Give the entries again, word for word.

# Data to process
— start —
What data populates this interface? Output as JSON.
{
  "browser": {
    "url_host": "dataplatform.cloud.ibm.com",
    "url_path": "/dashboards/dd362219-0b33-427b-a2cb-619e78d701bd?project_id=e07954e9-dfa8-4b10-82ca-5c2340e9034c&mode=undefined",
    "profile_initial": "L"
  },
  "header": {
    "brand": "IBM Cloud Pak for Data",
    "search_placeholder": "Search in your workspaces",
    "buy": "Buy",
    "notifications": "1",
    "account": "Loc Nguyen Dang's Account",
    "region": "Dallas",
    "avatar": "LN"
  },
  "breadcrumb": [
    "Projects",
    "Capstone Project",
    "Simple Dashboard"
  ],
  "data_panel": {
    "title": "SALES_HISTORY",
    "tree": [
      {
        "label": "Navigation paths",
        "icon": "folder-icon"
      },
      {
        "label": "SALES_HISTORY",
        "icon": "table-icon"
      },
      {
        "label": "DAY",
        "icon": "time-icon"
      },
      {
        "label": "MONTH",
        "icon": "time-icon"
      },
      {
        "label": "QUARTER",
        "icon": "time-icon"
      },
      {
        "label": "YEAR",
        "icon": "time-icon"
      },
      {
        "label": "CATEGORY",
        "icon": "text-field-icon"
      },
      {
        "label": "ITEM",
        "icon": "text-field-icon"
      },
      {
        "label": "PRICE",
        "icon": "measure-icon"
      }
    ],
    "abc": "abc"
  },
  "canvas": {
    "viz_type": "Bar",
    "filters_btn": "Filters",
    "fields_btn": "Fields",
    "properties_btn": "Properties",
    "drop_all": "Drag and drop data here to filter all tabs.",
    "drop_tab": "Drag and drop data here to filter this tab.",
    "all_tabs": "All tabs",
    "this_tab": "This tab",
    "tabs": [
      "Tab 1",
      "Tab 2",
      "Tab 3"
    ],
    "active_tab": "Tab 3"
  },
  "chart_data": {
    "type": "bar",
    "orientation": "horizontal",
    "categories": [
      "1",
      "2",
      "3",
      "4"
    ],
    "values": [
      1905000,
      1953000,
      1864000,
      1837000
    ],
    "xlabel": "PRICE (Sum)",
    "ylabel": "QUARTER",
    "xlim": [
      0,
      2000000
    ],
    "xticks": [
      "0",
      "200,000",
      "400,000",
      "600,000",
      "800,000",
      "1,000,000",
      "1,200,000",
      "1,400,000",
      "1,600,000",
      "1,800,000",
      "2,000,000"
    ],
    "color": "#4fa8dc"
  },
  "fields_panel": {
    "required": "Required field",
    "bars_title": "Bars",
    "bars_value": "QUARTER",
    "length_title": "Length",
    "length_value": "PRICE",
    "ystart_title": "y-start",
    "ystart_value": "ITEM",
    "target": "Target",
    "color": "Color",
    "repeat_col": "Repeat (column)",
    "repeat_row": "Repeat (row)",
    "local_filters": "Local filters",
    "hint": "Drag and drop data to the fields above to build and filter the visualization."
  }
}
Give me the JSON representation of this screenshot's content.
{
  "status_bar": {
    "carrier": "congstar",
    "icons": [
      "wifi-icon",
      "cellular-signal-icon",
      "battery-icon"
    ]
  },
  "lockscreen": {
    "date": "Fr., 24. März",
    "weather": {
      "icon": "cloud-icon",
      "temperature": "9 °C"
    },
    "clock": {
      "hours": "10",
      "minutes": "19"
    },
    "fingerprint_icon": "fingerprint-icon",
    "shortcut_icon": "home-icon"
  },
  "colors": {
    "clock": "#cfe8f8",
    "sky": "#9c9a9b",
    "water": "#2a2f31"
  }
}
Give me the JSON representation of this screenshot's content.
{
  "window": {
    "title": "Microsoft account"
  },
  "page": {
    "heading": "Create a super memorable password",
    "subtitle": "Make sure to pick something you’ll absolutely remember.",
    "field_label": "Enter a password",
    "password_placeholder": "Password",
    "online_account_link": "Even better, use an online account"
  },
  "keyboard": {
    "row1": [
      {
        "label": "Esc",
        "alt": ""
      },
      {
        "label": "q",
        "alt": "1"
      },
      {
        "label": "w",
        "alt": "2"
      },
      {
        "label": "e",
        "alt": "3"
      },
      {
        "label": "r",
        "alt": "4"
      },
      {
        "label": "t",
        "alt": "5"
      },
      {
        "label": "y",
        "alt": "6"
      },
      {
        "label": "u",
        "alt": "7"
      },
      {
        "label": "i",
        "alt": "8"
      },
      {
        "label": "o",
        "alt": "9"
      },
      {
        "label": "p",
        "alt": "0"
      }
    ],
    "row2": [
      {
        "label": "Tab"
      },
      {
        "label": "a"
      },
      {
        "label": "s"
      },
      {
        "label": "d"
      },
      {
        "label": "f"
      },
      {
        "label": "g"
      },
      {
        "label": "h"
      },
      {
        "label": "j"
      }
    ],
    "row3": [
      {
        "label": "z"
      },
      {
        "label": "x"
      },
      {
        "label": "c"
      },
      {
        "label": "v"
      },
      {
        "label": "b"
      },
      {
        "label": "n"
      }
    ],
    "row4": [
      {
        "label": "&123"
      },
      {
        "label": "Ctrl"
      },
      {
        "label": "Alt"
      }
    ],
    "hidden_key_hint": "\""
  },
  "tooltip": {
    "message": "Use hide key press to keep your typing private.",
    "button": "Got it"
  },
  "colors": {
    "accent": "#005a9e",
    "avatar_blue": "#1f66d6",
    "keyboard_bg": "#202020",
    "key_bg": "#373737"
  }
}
— end —
# The reply
What data populates this interface? Output as JSON.
{
  "browser": {
    "url_host": "dataplatform.cloud.ibm.com",
    "url_path": "/dashboards/dd362219-0b33-427b-a2cb-619e78d701bd?project_id=e07954e9-dfa8-4b10-82ca-5c2340e9034c&mode=undefined",
    "profile_initial": "L"
  },
  "header": {
    "brand": "IBM Cloud Pak for Data",
    "search_placeholder": "Search in your workspaces",
    "buy": "Buy",
    "notifications": "1",
    "account": "Loc Nguyen Dang's Account",
    "region": "Dallas",
    "avatar": "LN"
  },
  "breadcrumb": [
    "Projects",
    "Capstone Project",
    "Simple Dashboard"
  ],
  "data_panel": {
    "title": "SALES_HISTORY",
    "tree": [
      {
        "label": "Navigation paths",
        "icon": "folder-icon"
      },
      {
        "label": "SALES_HISTORY",
        "icon": "table-icon"
      },
      {
        "label": "DAY",
        "icon": "time-icon"
      },
      {
        "label": "MONTH",
        "icon": "time-icon"
      },
      {
        "label": "QUARTER",
        "icon": "time-icon"
      },
      {
        "label": "YEAR",
        "icon": "time-icon"
      },
      {
        "label": "CATEGORY",
        "icon": "text-field-icon"
      },
      {
        "label": "ITEM",
        "icon": "text-field-icon"
      },
      {
        "label": "PRICE",
        "icon": "measure-icon"
      }
    ],
    "abc": "abc"
  },
  "canvas": {
    "viz_type": "Bar",
    "filters_btn": "Filters",
    "fields_btn": "Fields",
    "properties_btn": "Properties",
    "drop_all": "Drag and drop data here to filter all tabs.",
    "drop_tab": "Drag and drop data here to filter this tab.",
    "all_tabs": "All tabs",
    "this_tab": "This tab",
    "tabs": [
      "Tab 1",
      "Tab 2",
      "Tab 3"
    ],
    "active_tab": "Tab 3"
  },
  "chart_data": {
    "type": "bar",
    "orientation": "horizontal",
    "categories": [
      "1",
      "2",
      "3",
      "4"
    ],
    "values": [
      1905000,
      1953000,
      1864000,
      1837000
    ],
    "xlabel": "PRICE (Sum)",
    "ylabel": "QUARTER",
    "xlim": [
      0,
      2000000
    ],
    "xticks": [
      "0",
      "200,000",
      "400,000",
      "600,000",
      "800,000",
      "1,000,000",
      "1,200,000",
      "1,400,000",
      "1,600,000",
      "1,800,000",
      "2,000,000"
    ],
    "color": "#4fa8dc"
  },
  "fields_panel": {
    "required": "Required field",
    "bars_title": "Bars",
    "bars_value": "QUARTER",
    "length_title": "Length",
    "length_value": "PRICE",
    "ystart_title": "y-start",
    "ystart_value": "ITEM",
    "target": "Target",
    "color": "Color",
    "repeat_col": "Repeat (column)",
    "repeat_row": "Repeat (row)",
    "local_filters": "Local filters",
    "hint": "Drag and drop data to the fields above to build and filter the visualization."
  }
}
Give me the JSON representation of this screenshot's content.
{
  "status_bar": {
    "carrier": "congstar",
    "icons": [
      "wifi-icon",
      "cellular-signal-icon",
      "battery-icon"
    ]
  },
  "lockscreen": {
    "date": "Fr., 24. März",
    "weather": {
      "icon": "cloud-icon",
      "temperature": "9 °C"
    },
    "clock": {
      "hours": "10",
      "minutes": "19"
    },
    "fingerprint_icon": "fingerprint-icon",
    "shortcut_icon": "home-icon"
  },
  "colors": {
    "clock": "#cfe8f8",
    "sky": "#9c9a9b",
    "water": "#2a2f31"
  }
}
Give me the JSON representation of this screenshot's content.
{
  "window": {
    "title": "Microsoft account"
  },
  "page": {
    "heading": "Create a super memorable password",
    "subtitle": "Make sure to pick something you’ll absolutely remember.",
    "field_label": "Enter a password",
    "password_placeholder": "Password",
    "online_account_link": "Even better, use an online account"
  },
  "keyboard": {
    "row1": [
      {
        "label": "Esc",
        "alt": ""
      },
      {
        "label": "q",
        "alt": "1"
      },
      {
        "label": "w",
        "alt": "2"
      },
      {
        "label": "e",
        "alt": "3"
      },
      {
        "label": "r",
        "alt": "4"
      },
      {
        "label": "t",
        "alt": "5"
      },
      {
        "label": "y",
        "alt": "6"
      },
      {
        "label": "u",
        "alt": "7"
      },
      {
        "label": "i",
        "alt": "8"
      },
      {
        "label": "o",
        "alt": "9"
      },
      {
        "label": "p",
        "alt": "0"
      }
    ],
    "row2": [
      {
        "label": "Tab"
      },
      {
        "label": "a"
      },
      {
        "label": "s"
      },
      {
        "label": "d"
      },
      {
        "label": "f"
      },
      {
        "label": "g"
      },
      {
        "label": "h"
      },
      {
        "label": "j"
      }
    ],
    "row3": [
      {
        "label": "z"
      },
      {
        "label": "x"
      },
      {
        "label": "c"
      },
      {
        "label": "v"
      },
      {
        "label": "b"
      },
      {
        "label": "n"
      }
    ],
    "row4": [
      {
        "label": "&123"
      },
      {
        "label": "Ctrl"
      },
      {
        "label": "Alt"
      }
    ],
    "hidden_key_hint": "\""
  },
  "tooltip": {
    "message": "Use hide key press to keep your typing private.",
    "button": "Got it"
  },
  "colors": {
    "accent": "#005a9e",
    "avatar_blue": "#1f66d6",
    "keyboard_bg": "#202020",
    "key_bg": "#373737"
  }
}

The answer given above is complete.